# Your instructions:
Show each line of the data below that has the string "Федерации" in it.

# Saved entries:
BEGIN

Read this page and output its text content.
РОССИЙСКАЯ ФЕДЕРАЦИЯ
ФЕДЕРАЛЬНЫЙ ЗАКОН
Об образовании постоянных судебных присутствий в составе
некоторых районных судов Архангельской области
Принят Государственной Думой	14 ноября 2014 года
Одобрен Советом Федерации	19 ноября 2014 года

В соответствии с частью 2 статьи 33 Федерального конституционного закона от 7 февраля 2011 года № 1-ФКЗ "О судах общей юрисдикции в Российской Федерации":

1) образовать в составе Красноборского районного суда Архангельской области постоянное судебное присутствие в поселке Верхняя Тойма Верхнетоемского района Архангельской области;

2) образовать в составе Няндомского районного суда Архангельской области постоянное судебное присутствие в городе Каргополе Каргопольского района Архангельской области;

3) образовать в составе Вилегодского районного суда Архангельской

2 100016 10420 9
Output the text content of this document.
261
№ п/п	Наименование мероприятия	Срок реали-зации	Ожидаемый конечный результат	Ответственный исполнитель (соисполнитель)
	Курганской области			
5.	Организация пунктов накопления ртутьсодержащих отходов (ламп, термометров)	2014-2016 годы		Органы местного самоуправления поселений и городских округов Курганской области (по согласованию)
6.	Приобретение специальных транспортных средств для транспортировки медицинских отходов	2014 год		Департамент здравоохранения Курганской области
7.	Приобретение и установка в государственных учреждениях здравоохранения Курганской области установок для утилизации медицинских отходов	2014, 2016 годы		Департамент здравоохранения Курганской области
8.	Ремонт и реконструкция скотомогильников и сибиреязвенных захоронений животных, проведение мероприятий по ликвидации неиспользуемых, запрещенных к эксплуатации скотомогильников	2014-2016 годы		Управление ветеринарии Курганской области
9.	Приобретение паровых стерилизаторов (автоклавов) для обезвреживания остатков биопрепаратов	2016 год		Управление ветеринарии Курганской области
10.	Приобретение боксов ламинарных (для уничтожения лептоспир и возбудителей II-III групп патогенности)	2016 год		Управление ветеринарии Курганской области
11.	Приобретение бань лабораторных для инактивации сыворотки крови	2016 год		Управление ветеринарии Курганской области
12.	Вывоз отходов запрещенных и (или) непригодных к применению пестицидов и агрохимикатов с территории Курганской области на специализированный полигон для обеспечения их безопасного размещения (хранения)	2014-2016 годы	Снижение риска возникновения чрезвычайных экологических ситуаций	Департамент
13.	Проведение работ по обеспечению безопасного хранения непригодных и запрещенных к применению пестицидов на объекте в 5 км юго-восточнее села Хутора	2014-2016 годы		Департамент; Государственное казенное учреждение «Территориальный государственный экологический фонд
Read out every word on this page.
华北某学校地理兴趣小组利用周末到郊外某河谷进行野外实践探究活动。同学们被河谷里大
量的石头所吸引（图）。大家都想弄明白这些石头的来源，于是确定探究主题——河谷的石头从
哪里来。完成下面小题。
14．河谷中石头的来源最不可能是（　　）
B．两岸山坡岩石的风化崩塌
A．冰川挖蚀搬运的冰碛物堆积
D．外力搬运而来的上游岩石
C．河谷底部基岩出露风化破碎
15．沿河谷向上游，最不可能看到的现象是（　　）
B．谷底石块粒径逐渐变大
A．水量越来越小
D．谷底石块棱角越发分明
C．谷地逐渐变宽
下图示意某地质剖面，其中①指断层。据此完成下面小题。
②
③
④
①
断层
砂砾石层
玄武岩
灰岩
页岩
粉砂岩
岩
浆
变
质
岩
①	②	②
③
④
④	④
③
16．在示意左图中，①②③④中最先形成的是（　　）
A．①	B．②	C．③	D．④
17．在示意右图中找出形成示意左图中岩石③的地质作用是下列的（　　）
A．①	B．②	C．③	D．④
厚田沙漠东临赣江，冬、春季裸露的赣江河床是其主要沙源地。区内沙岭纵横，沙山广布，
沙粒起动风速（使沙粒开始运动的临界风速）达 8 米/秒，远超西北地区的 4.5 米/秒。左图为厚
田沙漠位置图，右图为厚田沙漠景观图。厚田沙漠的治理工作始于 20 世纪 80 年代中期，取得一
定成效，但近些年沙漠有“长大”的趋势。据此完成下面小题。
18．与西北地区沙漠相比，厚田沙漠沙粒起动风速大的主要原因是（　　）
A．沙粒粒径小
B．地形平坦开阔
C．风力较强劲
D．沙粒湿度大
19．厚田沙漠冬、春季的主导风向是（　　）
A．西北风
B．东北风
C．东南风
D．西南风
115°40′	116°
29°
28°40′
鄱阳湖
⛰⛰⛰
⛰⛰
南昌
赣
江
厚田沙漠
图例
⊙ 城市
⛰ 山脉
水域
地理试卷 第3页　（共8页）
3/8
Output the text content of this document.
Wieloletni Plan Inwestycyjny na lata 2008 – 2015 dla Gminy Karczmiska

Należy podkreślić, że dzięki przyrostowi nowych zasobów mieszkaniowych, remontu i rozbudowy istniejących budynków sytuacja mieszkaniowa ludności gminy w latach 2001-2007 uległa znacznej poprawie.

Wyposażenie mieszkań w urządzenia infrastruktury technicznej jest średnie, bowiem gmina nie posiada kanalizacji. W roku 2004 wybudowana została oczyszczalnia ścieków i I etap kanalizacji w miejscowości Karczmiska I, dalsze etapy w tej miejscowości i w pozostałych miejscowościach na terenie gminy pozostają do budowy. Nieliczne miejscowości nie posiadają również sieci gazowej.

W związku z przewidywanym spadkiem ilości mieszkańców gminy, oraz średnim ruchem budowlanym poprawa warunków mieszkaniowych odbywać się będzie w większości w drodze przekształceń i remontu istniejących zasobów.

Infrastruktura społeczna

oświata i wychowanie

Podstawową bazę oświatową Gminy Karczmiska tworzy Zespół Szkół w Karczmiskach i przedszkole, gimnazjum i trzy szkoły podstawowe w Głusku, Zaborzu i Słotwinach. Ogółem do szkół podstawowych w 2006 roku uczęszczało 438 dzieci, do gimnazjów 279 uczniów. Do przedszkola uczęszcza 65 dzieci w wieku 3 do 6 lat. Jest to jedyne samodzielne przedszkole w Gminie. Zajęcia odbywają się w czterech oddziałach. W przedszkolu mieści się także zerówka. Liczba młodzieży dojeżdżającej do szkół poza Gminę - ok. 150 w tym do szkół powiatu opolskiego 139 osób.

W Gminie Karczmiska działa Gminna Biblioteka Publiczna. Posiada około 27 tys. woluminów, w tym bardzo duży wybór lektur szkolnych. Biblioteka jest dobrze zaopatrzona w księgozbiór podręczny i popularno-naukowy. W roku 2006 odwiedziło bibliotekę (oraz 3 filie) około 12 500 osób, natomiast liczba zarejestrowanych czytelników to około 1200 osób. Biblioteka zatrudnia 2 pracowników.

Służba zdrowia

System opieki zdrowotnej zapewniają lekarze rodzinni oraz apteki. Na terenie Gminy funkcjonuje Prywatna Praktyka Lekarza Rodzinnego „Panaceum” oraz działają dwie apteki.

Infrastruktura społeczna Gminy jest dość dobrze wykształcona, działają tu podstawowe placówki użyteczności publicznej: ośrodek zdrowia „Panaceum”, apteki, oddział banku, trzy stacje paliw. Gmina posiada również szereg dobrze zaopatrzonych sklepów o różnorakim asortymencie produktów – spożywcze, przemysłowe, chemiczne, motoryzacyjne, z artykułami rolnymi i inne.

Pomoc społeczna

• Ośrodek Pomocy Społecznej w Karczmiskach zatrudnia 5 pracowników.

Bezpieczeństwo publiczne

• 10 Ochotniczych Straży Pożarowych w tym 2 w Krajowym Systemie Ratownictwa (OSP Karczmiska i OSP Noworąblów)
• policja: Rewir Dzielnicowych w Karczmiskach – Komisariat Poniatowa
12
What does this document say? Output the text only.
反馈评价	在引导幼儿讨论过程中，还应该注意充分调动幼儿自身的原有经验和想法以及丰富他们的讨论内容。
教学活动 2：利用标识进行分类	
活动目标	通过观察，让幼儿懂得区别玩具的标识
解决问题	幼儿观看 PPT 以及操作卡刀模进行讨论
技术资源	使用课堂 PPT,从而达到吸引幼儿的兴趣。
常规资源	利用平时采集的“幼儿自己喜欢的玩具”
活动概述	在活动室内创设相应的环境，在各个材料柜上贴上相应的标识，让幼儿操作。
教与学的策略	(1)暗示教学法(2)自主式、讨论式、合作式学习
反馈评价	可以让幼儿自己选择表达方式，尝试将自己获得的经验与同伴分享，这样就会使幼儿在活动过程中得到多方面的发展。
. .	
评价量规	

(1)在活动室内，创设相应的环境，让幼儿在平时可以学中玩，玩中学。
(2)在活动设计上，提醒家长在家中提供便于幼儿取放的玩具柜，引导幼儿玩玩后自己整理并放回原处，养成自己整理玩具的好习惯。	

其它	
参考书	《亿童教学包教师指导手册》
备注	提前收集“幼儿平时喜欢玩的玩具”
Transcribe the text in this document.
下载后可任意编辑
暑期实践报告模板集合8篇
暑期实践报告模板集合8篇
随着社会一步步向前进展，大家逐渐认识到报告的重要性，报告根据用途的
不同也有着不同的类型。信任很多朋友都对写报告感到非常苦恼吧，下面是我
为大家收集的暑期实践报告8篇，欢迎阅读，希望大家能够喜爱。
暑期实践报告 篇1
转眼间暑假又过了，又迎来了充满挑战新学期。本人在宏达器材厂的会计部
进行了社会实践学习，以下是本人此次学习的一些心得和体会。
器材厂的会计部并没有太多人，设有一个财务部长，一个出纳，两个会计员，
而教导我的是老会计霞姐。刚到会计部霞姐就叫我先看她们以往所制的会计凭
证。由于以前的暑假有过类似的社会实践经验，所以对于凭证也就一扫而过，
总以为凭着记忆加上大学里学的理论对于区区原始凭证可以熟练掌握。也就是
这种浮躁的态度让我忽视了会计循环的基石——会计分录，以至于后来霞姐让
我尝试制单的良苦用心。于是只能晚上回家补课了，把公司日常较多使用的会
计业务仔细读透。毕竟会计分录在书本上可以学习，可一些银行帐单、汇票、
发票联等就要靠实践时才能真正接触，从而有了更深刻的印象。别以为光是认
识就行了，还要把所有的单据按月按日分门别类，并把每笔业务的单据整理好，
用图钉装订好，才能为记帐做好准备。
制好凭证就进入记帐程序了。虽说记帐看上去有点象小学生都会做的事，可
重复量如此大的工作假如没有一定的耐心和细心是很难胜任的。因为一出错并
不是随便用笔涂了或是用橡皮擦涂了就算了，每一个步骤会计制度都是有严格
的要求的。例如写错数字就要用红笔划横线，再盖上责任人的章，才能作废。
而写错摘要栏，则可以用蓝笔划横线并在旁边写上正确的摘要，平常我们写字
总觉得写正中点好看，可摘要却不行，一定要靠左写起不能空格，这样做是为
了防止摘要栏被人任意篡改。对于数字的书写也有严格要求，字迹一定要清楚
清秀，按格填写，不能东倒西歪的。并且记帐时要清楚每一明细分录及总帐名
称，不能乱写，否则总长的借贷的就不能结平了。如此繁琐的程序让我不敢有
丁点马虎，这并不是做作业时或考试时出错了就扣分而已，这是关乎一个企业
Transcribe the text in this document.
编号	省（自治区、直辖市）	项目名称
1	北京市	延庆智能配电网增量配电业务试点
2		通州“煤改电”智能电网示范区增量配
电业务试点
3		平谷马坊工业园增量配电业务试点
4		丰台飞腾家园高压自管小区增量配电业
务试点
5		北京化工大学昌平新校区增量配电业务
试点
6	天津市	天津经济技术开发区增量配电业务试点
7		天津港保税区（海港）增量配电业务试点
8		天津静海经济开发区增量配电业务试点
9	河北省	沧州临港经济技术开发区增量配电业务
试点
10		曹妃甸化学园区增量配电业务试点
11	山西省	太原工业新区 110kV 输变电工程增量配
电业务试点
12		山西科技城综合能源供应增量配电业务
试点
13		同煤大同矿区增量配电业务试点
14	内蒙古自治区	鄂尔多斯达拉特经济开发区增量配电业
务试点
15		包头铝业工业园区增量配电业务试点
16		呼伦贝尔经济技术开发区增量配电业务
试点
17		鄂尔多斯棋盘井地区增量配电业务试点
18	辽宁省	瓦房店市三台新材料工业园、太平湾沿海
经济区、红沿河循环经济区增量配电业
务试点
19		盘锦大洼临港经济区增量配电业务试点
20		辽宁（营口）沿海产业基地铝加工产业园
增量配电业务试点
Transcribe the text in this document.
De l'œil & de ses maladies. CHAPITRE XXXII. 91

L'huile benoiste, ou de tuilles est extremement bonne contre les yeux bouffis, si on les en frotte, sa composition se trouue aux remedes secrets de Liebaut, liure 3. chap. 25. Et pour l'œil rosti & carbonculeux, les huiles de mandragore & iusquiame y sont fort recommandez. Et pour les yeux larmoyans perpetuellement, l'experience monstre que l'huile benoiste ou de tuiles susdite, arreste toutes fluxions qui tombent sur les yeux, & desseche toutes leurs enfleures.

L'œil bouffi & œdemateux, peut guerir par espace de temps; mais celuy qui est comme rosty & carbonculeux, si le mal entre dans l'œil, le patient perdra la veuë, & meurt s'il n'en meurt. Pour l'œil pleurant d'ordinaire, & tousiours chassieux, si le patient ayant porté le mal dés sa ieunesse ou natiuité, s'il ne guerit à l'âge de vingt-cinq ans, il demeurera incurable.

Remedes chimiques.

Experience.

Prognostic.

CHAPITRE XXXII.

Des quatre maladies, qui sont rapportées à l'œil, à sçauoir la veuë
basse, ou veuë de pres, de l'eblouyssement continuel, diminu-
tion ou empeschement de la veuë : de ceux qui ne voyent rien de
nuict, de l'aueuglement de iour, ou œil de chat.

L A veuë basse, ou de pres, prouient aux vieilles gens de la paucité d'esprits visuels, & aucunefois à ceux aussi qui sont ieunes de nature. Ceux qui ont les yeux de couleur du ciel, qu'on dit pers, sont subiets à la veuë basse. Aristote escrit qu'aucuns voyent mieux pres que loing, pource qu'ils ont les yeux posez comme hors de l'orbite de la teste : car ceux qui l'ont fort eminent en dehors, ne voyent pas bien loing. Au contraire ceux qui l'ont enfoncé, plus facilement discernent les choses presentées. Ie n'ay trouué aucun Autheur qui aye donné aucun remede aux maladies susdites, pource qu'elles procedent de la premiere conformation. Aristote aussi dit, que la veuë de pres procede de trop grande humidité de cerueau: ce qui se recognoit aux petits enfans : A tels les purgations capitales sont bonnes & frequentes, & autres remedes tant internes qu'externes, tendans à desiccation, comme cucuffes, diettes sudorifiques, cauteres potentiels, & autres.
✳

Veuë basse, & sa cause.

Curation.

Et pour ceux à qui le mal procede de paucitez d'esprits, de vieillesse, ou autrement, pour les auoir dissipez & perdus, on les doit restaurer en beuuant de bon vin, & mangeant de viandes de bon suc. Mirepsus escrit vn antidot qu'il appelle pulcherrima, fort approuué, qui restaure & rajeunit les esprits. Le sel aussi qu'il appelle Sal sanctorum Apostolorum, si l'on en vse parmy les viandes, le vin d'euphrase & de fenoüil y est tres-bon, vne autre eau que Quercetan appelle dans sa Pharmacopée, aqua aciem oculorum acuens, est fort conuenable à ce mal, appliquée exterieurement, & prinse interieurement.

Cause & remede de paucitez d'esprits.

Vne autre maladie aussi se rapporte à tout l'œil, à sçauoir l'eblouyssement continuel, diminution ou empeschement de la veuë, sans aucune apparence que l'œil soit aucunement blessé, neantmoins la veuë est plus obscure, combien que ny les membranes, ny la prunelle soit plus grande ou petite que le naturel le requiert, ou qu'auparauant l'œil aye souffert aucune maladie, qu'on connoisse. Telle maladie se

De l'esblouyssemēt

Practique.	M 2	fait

END

# Correct response:
Одобрен Советом Федерации	19 ноября 2014 года
В соответствии с частью 2 статьи 33 Федерального конституционного закона от 7 февраля 2011 года № 1-ФКЗ "О судах общей юрисдикции в Российской Федерации":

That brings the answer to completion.